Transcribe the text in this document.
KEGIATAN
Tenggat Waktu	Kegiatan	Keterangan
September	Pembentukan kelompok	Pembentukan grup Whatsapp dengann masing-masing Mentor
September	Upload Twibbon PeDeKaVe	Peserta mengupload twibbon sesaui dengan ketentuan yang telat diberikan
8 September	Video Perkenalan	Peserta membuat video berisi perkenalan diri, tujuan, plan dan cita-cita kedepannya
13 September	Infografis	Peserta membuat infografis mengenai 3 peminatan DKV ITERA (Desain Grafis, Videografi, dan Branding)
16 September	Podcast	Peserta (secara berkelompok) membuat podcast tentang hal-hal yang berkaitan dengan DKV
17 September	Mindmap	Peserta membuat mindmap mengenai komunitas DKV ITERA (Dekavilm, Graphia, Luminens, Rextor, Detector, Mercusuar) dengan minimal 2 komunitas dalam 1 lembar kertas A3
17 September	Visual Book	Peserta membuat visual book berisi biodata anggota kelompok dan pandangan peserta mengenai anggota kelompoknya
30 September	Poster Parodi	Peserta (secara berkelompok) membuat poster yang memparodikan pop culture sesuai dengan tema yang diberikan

———

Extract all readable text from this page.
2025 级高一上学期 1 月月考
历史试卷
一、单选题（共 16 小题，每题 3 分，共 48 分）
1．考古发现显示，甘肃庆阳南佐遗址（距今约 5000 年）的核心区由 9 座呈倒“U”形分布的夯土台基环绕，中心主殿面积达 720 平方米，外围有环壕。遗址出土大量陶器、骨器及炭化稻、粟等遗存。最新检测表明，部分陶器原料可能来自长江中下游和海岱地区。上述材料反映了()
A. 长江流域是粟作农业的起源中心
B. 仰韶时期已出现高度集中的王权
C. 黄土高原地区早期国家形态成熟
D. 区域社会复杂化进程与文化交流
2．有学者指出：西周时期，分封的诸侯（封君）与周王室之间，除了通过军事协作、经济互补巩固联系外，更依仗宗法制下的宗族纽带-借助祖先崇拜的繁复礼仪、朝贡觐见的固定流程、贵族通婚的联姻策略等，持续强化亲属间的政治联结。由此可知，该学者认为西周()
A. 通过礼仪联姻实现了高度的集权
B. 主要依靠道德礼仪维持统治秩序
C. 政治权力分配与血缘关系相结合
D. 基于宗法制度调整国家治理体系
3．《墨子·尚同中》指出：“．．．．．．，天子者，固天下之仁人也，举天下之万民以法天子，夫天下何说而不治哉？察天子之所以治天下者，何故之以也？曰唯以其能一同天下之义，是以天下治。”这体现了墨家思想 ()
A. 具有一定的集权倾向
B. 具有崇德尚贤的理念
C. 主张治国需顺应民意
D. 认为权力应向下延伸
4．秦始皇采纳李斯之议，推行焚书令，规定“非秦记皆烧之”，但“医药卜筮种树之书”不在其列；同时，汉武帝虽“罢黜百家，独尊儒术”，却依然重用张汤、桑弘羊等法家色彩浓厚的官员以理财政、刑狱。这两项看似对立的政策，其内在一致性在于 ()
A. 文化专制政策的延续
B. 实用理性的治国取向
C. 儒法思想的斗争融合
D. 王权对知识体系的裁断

———

TASK PROMPT: Collect each line above holding the string "diberikan".

RESPONSE TO THE TASK:
September	Upload Twibbon PeDeKaVe	Peserta mengupload twibbon sesaui dengan ketentuan yang telat diberikan
30 September	Poster Parodi	Peserta (secara berkelompok) membuat poster yang memparodikan pop culture sesuai dengan tema yang diberikan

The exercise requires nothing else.